## AIM
Give again, unaltered, the line with "Read all visible content and emit it as JSON." and all lines that follow it in the listing below, minus any pictures.

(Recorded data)
· · ·
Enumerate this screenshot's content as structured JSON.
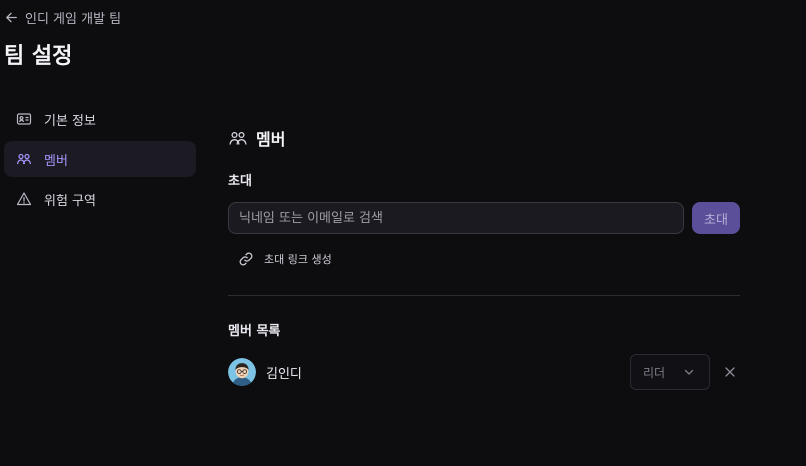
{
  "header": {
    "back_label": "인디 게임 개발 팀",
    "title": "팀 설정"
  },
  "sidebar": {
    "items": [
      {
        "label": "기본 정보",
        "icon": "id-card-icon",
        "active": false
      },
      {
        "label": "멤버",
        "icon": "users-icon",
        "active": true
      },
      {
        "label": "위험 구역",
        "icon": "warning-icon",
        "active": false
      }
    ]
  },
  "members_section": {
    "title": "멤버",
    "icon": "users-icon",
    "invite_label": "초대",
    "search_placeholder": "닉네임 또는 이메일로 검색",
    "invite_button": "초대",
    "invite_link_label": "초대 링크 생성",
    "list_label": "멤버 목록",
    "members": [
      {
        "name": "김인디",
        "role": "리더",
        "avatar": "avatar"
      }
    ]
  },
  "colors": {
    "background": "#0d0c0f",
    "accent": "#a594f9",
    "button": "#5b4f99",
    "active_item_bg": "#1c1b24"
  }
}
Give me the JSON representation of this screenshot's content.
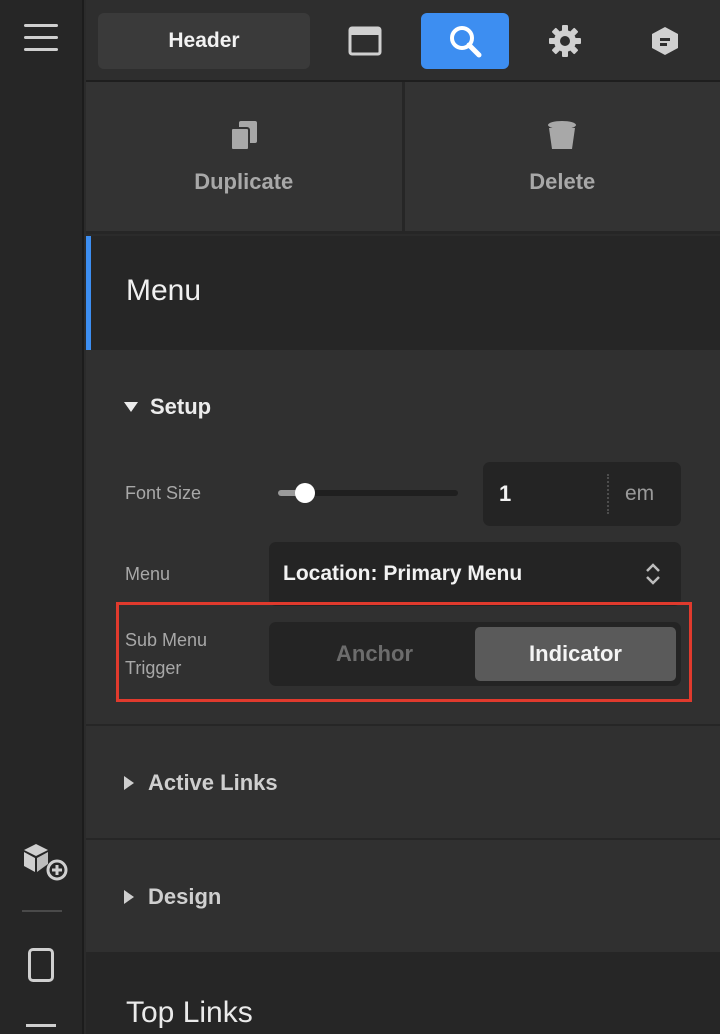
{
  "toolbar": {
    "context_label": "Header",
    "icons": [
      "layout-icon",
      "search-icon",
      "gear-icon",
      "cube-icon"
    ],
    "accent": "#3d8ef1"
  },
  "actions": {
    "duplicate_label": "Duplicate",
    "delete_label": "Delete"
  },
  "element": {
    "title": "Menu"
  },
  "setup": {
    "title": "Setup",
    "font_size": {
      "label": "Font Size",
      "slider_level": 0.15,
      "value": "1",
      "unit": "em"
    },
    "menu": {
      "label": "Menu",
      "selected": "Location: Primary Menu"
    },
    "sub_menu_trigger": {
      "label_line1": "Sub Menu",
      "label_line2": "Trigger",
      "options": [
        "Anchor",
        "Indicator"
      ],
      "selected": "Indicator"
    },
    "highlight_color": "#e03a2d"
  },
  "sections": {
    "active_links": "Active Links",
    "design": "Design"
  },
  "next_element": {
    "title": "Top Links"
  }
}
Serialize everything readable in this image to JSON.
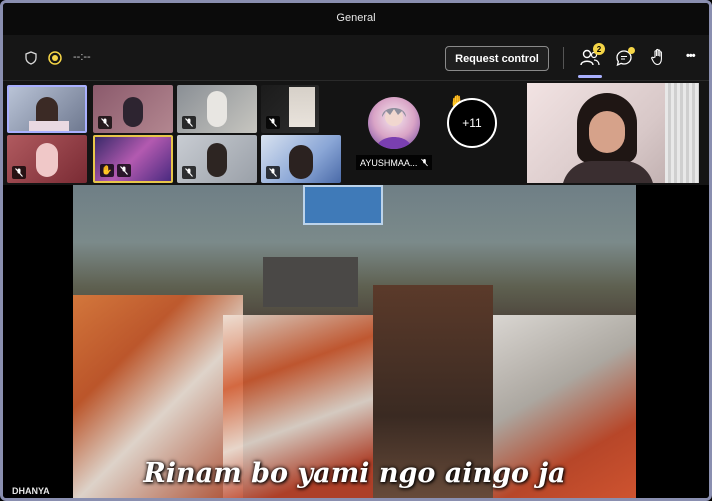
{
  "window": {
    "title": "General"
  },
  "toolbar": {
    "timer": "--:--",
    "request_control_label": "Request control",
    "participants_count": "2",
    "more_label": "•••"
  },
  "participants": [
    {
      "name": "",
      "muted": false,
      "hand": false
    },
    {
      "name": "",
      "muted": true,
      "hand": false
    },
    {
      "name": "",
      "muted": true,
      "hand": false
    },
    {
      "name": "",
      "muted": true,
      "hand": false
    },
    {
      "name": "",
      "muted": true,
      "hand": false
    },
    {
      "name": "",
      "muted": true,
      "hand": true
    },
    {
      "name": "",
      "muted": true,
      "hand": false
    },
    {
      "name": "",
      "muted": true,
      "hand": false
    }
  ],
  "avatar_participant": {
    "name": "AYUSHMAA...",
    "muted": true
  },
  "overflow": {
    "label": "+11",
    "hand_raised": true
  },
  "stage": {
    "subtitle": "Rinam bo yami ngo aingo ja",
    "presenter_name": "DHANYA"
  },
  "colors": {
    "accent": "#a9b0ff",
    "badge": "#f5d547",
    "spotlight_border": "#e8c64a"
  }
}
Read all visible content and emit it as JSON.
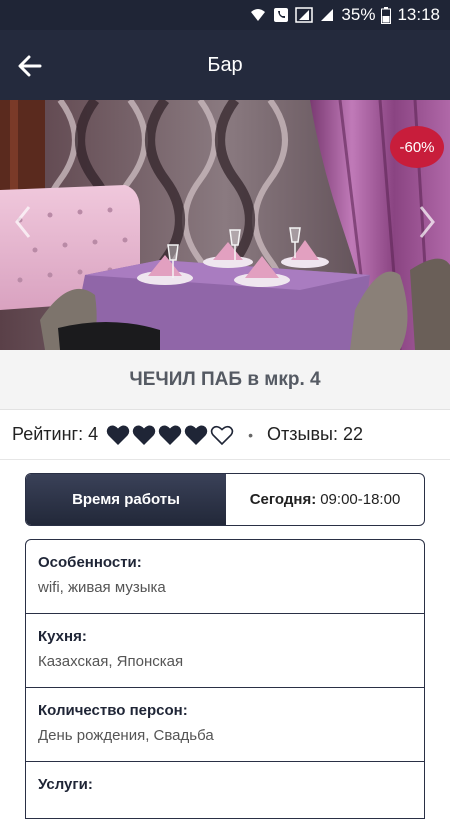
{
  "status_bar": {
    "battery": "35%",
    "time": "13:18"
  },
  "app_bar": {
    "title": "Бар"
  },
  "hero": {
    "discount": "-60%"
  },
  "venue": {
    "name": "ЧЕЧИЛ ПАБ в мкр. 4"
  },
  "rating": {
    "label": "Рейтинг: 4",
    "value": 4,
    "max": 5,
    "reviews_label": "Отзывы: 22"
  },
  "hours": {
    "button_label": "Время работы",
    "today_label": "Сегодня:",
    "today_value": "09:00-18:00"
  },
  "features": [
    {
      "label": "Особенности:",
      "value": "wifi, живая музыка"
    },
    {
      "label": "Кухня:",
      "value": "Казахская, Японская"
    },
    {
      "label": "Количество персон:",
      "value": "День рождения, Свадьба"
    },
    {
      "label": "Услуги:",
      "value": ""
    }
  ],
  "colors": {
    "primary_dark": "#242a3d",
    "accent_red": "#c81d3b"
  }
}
· · ·
## RESULT OF THIS EXERCISE
Read all visible content and emit it as JSON.
{
  "status_bar": {
    "battery": "35%",
    "time": "13:18"
  },
  "app_bar": {
    "title": "Бар"
  },
  "hero": {
    "discount": "-60%"
  },
  "venue": {
    "name": "ЧЕЧИЛ ПАБ в мкр. 4"
  },
  "rating": {
    "label": "Рейтинг: 4",
    "value": 4,
    "max": 5,
    "reviews_label": "Отзывы: 22"
  },
  "hours": {
    "button_label": "Время работы",
    "today_label": "Сегодня:",
    "today_value": "09:00-18:00"
  },
  "features": [
    {
      "label": "Особенности:",
      "value": "wifi, живая музыка"
    },
    {
      "label": "Кухня:",
      "value": "Казахская, Японская"
    },
    {
      "label": "Количество персон:",
      "value": "День рождения, Свадьба"
    },
    {
      "label": "Услуги:",
      "value": ""
    }
  ],
  "colors": {
    "primary_dark": "#242a3d",
    "accent_red": "#c81d3b"
  }
}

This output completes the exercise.